• Required task: State how many lines of the entries hold the string "implementation". Reply with the number alone.

• Material for the task:
☆ ☆ ☆ ☆
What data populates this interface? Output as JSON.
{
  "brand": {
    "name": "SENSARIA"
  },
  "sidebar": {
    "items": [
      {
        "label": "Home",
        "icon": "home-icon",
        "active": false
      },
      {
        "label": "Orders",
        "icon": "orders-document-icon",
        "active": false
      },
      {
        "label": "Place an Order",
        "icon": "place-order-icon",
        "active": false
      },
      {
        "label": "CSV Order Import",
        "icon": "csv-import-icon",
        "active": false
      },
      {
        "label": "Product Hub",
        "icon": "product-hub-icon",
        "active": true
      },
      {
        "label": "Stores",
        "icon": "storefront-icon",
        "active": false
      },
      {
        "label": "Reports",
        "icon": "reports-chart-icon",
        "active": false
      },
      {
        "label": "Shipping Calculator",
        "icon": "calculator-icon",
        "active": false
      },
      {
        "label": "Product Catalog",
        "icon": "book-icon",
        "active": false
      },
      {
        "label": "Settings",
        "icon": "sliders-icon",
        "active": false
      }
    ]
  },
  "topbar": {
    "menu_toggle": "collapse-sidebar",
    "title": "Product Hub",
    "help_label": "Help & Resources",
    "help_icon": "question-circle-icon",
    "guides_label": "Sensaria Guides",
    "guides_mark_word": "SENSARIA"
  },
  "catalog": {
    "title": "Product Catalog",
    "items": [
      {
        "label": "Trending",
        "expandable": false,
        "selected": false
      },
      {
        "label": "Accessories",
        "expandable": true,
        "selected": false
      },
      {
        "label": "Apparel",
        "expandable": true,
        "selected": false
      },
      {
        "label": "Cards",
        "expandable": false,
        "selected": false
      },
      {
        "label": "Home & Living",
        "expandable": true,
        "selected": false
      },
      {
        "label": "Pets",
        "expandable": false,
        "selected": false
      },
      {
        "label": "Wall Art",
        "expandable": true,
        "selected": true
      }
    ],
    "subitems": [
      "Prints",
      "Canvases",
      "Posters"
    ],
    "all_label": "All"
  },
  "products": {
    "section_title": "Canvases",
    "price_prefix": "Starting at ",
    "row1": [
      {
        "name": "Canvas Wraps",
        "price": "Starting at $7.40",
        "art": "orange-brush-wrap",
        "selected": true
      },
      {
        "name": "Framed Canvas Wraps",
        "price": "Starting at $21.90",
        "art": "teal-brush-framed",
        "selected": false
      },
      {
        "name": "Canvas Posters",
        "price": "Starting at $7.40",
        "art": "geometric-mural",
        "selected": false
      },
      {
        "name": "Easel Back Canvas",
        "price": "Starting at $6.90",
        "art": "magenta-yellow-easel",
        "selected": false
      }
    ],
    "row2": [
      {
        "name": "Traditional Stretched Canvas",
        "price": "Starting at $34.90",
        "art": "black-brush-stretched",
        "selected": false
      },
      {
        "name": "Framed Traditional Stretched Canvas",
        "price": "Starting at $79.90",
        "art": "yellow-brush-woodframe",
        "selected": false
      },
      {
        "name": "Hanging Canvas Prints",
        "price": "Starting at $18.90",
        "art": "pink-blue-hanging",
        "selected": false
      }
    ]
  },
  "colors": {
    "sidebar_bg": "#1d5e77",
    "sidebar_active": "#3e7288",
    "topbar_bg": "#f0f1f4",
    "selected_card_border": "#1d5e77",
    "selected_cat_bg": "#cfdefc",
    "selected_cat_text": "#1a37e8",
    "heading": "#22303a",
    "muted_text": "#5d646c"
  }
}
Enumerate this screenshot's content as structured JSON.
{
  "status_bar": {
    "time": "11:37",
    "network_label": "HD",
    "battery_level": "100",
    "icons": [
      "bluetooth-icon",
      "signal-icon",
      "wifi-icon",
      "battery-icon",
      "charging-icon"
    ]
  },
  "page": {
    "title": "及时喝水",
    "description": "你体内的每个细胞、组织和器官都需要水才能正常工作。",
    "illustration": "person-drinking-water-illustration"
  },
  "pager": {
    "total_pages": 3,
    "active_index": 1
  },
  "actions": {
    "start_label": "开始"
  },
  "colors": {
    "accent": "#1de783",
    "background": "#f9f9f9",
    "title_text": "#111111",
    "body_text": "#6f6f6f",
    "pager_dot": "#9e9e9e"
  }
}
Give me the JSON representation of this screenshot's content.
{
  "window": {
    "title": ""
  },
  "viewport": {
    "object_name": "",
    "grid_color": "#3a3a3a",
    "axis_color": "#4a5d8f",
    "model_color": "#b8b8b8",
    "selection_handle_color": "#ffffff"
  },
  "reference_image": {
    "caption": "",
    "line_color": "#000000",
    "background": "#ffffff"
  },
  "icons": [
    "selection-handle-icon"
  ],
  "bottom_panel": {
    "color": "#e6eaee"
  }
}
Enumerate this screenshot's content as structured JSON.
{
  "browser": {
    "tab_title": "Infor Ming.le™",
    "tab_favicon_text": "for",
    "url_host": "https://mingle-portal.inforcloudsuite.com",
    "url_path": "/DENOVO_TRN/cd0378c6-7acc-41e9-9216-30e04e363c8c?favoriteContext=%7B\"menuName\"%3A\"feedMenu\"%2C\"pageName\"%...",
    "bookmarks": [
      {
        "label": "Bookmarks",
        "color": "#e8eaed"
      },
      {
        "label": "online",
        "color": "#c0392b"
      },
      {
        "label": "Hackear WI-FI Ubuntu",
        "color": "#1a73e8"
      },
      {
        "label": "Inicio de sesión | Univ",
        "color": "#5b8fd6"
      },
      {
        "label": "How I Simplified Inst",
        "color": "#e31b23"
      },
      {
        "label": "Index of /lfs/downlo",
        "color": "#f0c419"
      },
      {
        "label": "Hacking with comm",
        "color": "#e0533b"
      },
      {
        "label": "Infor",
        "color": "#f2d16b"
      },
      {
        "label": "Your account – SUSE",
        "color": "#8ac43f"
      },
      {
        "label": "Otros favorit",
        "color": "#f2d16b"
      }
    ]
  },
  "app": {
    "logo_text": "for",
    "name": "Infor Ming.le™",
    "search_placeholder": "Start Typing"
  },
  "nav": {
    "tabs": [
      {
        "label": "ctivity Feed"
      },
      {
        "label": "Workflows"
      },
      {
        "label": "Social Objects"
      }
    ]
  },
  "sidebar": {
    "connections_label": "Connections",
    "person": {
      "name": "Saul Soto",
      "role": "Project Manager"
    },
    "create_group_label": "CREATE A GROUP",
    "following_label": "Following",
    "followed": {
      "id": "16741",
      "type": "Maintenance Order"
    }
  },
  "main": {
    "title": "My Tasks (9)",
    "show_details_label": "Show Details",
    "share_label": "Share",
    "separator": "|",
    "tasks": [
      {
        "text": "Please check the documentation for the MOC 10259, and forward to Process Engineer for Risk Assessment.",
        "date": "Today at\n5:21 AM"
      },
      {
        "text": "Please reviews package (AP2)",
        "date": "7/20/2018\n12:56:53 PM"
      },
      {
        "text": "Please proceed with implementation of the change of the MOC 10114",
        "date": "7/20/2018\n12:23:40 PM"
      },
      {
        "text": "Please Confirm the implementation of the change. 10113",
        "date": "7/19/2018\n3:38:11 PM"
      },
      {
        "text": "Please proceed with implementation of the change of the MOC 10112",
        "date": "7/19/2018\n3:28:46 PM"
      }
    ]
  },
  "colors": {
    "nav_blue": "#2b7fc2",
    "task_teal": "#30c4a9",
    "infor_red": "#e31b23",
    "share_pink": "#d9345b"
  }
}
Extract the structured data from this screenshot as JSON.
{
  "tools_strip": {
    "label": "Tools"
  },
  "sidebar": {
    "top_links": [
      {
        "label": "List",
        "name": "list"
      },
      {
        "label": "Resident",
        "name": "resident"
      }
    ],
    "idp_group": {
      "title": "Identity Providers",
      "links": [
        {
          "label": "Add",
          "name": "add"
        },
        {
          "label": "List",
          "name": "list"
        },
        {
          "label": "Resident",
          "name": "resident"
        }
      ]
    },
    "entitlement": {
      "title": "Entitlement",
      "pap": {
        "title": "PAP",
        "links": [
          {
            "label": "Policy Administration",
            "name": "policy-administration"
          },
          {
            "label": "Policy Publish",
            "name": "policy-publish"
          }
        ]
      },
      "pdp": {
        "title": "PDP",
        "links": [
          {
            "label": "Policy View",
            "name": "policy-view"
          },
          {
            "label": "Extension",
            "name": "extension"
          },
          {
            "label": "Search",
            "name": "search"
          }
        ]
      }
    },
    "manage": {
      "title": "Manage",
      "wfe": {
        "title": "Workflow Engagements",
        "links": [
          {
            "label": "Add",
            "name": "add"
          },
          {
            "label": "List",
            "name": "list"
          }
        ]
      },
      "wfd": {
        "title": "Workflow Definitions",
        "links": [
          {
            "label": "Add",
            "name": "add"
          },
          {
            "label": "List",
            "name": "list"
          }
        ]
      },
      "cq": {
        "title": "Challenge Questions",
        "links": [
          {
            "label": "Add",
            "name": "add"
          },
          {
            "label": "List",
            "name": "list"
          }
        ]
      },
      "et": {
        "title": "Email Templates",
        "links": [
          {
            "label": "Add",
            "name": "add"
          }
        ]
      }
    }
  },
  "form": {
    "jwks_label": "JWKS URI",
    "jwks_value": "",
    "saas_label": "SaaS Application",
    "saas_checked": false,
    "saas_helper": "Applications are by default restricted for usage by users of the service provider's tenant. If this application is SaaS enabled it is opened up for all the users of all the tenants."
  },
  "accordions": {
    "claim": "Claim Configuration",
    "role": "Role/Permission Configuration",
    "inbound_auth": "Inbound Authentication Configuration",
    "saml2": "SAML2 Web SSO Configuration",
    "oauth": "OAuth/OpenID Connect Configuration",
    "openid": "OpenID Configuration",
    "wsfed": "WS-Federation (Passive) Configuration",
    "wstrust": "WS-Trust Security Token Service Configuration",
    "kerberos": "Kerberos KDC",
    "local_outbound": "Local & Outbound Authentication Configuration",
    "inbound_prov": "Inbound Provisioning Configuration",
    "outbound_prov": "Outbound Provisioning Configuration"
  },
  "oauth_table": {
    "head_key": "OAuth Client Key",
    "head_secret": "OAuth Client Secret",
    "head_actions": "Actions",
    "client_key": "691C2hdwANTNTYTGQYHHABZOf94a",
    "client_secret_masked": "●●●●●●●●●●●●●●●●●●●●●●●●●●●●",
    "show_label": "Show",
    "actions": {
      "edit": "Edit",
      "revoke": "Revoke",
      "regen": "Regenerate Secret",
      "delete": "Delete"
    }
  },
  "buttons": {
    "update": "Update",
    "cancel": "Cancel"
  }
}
☆ ☆ ☆ ☆
• Task response: 3